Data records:
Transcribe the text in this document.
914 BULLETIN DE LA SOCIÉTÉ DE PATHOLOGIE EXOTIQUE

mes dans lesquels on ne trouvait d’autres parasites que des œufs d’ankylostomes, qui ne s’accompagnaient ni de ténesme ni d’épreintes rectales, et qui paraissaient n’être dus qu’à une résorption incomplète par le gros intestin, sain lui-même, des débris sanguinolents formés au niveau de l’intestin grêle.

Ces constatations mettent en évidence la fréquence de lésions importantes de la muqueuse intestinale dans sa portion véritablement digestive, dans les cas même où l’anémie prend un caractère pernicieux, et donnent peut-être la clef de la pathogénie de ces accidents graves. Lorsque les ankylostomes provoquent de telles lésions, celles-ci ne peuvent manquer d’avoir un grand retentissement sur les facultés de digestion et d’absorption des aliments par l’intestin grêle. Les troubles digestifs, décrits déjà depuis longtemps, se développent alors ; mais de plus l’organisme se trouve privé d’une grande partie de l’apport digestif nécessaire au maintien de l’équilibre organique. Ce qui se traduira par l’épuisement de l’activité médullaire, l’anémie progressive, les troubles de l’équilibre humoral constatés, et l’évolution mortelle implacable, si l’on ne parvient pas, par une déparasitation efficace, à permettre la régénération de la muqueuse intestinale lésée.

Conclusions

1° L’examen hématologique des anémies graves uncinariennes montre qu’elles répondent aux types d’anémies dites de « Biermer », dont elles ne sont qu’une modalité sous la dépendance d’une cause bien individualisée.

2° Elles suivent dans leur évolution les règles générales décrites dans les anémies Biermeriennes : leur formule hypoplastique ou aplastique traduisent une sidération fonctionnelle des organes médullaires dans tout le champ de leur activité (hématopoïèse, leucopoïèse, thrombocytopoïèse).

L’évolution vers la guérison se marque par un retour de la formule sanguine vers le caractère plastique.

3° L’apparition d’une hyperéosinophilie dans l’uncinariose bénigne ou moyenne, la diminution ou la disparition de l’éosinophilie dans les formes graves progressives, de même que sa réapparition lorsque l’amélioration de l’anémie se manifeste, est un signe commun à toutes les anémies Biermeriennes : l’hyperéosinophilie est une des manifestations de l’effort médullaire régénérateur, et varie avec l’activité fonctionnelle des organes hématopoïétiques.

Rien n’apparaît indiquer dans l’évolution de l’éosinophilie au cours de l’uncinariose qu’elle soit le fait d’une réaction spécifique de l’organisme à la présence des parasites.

▶ [What this task involves]
Extract all of the material exactly as it is written.

▶ [Answer to this problem]
Transcribe the text in this document.
914 BULLETIN DE LA SOCIÉTÉ DE PATHOLOGIE EXOTIQUE

mes dans lesquels on ne trouvait d’autres parasites que des œufs d’ankylostomes, qui ne s’accompagnaient ni de ténesme ni d’épreintes rectales, et qui paraissaient n’être dus qu’à une résorption incomplète par le gros intestin, sain lui-même, des débris sanguinolents formés au niveau de l’intestin grêle.

Ces constatations mettent en évidence la fréquence de lésions importantes de la muqueuse intestinale dans sa portion véritablement digestive, dans les cas même où l’anémie prend un caractère pernicieux, et donnent peut-être la clef de la pathogénie de ces accidents graves. Lorsque les ankylostomes provoquent de telles lésions, celles-ci ne peuvent manquer d’avoir un grand retentissement sur les facultés de digestion et d’absorption des aliments par l’intestin grêle. Les troubles digestifs, décrits déjà depuis longtemps, se développent alors ; mais de plus l’organisme se trouve privé d’une grande partie de l’apport digestif nécessaire au maintien de l’équilibre organique. Ce qui se traduira par l’épuisement de l’activité médullaire, l’anémie progressive, les troubles de l’équilibre humoral constatés, et l’évolution mortelle implacable, si l’on ne parvient pas, par une déparasitation efficace, à permettre la régénération de la muqueuse intestinale lésée.

Conclusions

1° L’examen hématologique des anémies graves uncinariennes montre qu’elles répondent aux types d’anémies dites de « Biermer », dont elles ne sont qu’une modalité sous la dépendance d’une cause bien individualisée.

2° Elles suivent dans leur évolution les règles générales décrites dans les anémies Biermeriennes : leur formule hypoplastique ou aplastique traduisent une sidération fonctionnelle des organes médullaires dans tout le champ de leur activité (hématopoïèse, leucopoïèse, thrombocytopoïèse).

L’évolution vers la guérison se marque par un retour de la formule sanguine vers le caractère plastique.

3° L’apparition d’une hyperéosinophilie dans l’uncinariose bénigne ou moyenne, la diminution ou la disparition de l’éosinophilie dans les formes graves progressives, de même que sa réapparition lorsque l’amélioration de l’anémie se manifeste, est un signe commun à toutes les anémies Biermeriennes : l’hyperéosinophilie est une des manifestations de l’effort médullaire régénérateur, et varie avec l’activité fonctionnelle des organes hématopoïétiques.

Rien n’apparaît indiquer dans l’évolution de l’éosinophilie au cours de l’uncinariose qu’elle soit le fait d’une réaction spécifique de l’organisme à la présence des parasites.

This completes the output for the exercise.